### PROMPT
Go through the listing and copy every line word for word.

============================================================

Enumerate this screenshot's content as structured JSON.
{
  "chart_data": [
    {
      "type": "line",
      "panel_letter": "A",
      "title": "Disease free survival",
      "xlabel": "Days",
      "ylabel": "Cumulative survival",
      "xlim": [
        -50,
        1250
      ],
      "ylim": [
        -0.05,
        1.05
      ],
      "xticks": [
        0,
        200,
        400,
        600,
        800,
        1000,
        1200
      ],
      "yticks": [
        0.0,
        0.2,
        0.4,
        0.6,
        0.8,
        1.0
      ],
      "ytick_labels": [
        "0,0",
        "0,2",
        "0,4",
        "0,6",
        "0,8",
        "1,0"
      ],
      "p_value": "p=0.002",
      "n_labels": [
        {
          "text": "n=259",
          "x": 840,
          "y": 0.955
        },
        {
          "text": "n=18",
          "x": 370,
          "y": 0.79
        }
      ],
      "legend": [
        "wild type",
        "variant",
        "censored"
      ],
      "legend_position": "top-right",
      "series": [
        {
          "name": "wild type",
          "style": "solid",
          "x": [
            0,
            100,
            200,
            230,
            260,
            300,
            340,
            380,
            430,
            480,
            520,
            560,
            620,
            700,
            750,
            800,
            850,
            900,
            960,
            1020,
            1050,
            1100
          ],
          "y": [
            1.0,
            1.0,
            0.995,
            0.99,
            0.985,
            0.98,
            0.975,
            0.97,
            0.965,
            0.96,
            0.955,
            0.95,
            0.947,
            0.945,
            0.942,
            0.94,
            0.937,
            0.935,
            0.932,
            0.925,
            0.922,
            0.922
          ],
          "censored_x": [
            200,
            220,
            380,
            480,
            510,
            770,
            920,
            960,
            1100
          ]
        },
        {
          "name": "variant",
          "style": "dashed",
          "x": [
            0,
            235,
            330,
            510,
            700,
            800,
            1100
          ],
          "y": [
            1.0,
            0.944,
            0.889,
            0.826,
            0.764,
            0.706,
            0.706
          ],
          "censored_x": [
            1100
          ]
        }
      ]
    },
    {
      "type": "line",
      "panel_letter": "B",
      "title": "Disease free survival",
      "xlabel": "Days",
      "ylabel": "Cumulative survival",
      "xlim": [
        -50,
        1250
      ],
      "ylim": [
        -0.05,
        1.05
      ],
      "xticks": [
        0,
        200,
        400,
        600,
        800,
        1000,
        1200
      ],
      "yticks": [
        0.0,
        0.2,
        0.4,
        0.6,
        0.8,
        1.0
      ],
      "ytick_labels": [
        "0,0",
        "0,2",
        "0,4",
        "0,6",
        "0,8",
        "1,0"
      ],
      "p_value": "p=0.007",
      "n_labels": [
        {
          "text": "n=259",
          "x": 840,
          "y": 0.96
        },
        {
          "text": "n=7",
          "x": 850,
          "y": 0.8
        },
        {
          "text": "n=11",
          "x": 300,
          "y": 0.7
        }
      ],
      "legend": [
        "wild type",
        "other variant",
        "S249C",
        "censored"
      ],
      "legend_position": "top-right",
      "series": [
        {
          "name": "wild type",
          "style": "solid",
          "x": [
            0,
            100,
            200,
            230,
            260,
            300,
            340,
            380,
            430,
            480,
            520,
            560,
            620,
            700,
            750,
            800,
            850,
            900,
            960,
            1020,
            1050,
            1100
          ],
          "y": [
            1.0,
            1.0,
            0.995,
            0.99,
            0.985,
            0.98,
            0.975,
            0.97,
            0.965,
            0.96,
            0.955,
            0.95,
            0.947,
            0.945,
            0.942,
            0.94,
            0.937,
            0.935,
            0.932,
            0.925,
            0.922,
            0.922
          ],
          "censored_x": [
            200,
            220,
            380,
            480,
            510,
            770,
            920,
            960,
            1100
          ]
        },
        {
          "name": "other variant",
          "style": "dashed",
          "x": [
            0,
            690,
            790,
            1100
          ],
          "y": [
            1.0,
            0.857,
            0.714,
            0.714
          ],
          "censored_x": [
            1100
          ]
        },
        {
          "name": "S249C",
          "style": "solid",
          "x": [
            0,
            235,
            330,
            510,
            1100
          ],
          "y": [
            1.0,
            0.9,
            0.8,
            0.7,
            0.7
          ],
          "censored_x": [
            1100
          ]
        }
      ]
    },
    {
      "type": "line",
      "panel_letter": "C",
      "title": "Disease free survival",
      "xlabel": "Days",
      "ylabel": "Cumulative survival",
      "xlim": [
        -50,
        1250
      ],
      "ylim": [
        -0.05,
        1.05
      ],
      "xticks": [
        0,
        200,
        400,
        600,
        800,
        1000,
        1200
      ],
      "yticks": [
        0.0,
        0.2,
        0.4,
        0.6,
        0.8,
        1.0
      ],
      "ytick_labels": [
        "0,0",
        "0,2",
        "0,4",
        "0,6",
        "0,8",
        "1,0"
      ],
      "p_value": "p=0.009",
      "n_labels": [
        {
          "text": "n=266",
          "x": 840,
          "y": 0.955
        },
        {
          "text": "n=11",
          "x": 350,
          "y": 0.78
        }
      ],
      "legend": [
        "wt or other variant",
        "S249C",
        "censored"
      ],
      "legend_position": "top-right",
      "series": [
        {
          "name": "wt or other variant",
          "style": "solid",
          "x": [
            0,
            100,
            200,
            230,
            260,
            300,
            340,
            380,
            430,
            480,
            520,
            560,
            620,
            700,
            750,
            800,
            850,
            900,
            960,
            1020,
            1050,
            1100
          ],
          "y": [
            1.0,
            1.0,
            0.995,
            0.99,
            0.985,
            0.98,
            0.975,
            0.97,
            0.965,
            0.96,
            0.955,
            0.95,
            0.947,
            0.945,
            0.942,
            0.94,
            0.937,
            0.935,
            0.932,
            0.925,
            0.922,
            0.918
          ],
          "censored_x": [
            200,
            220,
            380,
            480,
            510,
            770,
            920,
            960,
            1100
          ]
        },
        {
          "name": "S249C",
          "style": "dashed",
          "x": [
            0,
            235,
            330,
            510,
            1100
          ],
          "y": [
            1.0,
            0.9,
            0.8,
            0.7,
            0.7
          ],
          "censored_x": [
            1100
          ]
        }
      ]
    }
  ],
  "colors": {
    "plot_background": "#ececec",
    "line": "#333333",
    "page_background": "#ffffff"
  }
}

============================================================

### SOLUTION FOR THIS PROBLEM
Enumerate this screenshot's content as structured JSON.
{
  "chart_data": [
    {
      "type": "line",
      "panel_letter": "A",
      "title": "Disease free survival",
      "xlabel": "Days",
      "ylabel": "Cumulative survival",
      "xlim": [
        -50,
        1250
      ],
      "ylim": [
        -0.05,
        1.05
      ],
      "xticks": [
        0,
        200,
        400,
        600,
        800,
        1000,
        1200
      ],
      "yticks": [
        0.0,
        0.2,
        0.4,
        0.6,
        0.8,
        1.0
      ],
      "ytick_labels": [
        "0,0",
        "0,2",
        "0,4",
        "0,6",
        "0,8",
        "1,0"
      ],
      "p_value": "p=0.002",
      "n_labels": [
        {
          "text": "n=259",
          "x": 840,
          "y": 0.955
        },
        {
          "text": "n=18",
          "x": 370,
          "y": 0.79
        }
      ],
      "legend": [
        "wild type",
        "variant",
        "censored"
      ],
      "legend_position": "top-right",
      "series": [
        {
          "name": "wild type",
          "style": "solid",
          "x": [
            0,
            100,
            200,
            230,
            260,
            300,
            340,
            380,
            430,
            480,
            520,
            560,
            620,
            700,
            750,
            800,
            850,
            900,
            960,
            1020,
            1050,
            1100
          ],
          "y": [
            1.0,
            1.0,
            0.995,
            0.99,
            0.985,
            0.98,
            0.975,
            0.97,
            0.965,
            0.96,
            0.955,
            0.95,
            0.947,
            0.945,
            0.942,
            0.94,
            0.937,
            0.935,
            0.932,
            0.925,
            0.922,
            0.922
          ],
          "censored_x": [
            200,
            220,
            380,
            480,
            510,
            770,
            920,
            960,
            1100
          ]
        },
        {
          "name": "variant",
          "style": "dashed",
          "x": [
            0,
            235,
            330,
            510,
            700,
            800,
            1100
          ],
          "y": [
            1.0,
            0.944,
            0.889,
            0.826,
            0.764,
            0.706,
            0.706
          ],
          "censored_x": [
            1100
          ]
        }
      ]
    },
    {
      "type": "line",
      "panel_letter": "B",
      "title": "Disease free survival",
      "xlabel": "Days",
      "ylabel": "Cumulative survival",
      "xlim": [
        -50,
        1250
      ],
      "ylim": [
        -0.05,
        1.05
      ],
      "xticks": [
        0,
        200,
        400,
        600,
        800,
        1000,
        1200
      ],
      "yticks": [
        0.0,
        0.2,
        0.4,
        0.6,
        0.8,
        1.0
      ],
      "ytick_labels": [
        "0,0",
        "0,2",
        "0,4",
        "0,6",
        "0,8",
        "1,0"
      ],
      "p_value": "p=0.007",
      "n_labels": [
        {
          "text": "n=259",
          "x": 840,
          "y": 0.96
        },
        {
          "text": "n=7",
          "x": 850,
          "y": 0.8
        },
        {
          "text": "n=11",
          "x": 300,
          "y": 0.7
        }
      ],
      "legend": [
        "wild type",
        "other variant",
        "S249C",
        "censored"
      ],
      "legend_position": "top-right",
      "series": [
        {
          "name": "wild type",
          "style": "solid",
          "x": [
            0,
            100,
            200,
            230,
            260,
            300,
            340,
            380,
            430,
            480,
            520,
            560,
            620,
            700,
            750,
            800,
            850,
            900,
            960,
            1020,
            1050,
            1100
          ],
          "y": [
            1.0,
            1.0,
            0.995,
            0.99,
            0.985,
            0.98,
            0.975,
            0.97,
            0.965,
            0.96,
            0.955,
            0.95,
            0.947,
            0.945,
            0.942,
            0.94,
            0.937,
            0.935,
            0.932,
            0.925,
            0.922,
            0.922
          ],
          "censored_x": [
            200,
            220,
            380,
            480,
            510,
            770,
            920,
            960,
            1100
          ]
        },
        {
          "name": "other variant",
          "style": "dashed",
          "x": [
            0,
            690,
            790,
            1100
          ],
          "y": [
            1.0,
            0.857,
            0.714,
            0.714
          ],
          "censored_x": [
            1100
          ]
        },
        {
          "name": "S249C",
          "style": "solid",
          "x": [
            0,
            235,
            330,
            510,
            1100
          ],
          "y": [
            1.0,
            0.9,
            0.8,
            0.7,
            0.7
          ],
          "censored_x": [
            1100
          ]
        }
      ]
    },
    {
      "type": "line",
      "panel_letter": "C",
      "title": "Disease free survival",
      "xlabel": "Days",
      "ylabel": "Cumulative survival",
      "xlim": [
        -50,
        1250
      ],
      "ylim": [
        -0.05,
        1.05
      ],
      "xticks": [
        0,
        200,
        400,
        600,
        800,
        1000,
        1200
      ],
      "yticks": [
        0.0,
        0.2,
        0.4,
        0.6,
        0.8,
        1.0
      ],
      "ytick_labels": [
        "0,0",
        "0,2",
        "0,4",
        "0,6",
        "0,8",
        "1,0"
      ],
      "p_value": "p=0.009",
      "n_labels": [
        {
          "text": "n=266",
          "x": 840,
          "y": 0.955
        },
        {
          "text": "n=11",
          "x": 350,
          "y": 0.78
        }
      ],
      "legend": [
        "wt or other variant",
        "S249C",
        "censored"
      ],
      "legend_position": "top-right",
      "series": [
        {
          "name": "wt or other variant",
          "style": "solid",
          "x": [
            0,
            100,
            200,
            230,
            260,
            300,
            340,
            380,
            430,
            480,
            520,
            560,
            620,
            700,
            750,
            800,
            850,
            900,
            960,
            1020,
            1050,
            1100
          ],
          "y": [
            1.0,
            1.0,
            0.995,
            0.99,
            0.985,
            0.98,
            0.975,
            0.97,
            0.965,
            0.96,
            0.955,
            0.95,
            0.947,
            0.945,
            0.942,
            0.94,
            0.937,
            0.935,
            0.932,
            0.925,
            0.922,
            0.918
          ],
          "censored_x": [
            200,
            220,
            380,
            480,
            510,
            770,
            920,
            960,
            1100
          ]
        },
        {
          "name": "S249C",
          "style": "dashed",
          "x": [
            0,
            235,
            330,
            510,
            1100
          ],
          "y": [
            1.0,
            0.9,
            0.8,
            0.7,
            0.7
          ],
          "censored_x": [
            1100
          ]
        }
      ]
    }
  ],
  "colors": {
    "plot_background": "#ececec",
    "line": "#333333",
    "page_background": "#ffffff"
  }
}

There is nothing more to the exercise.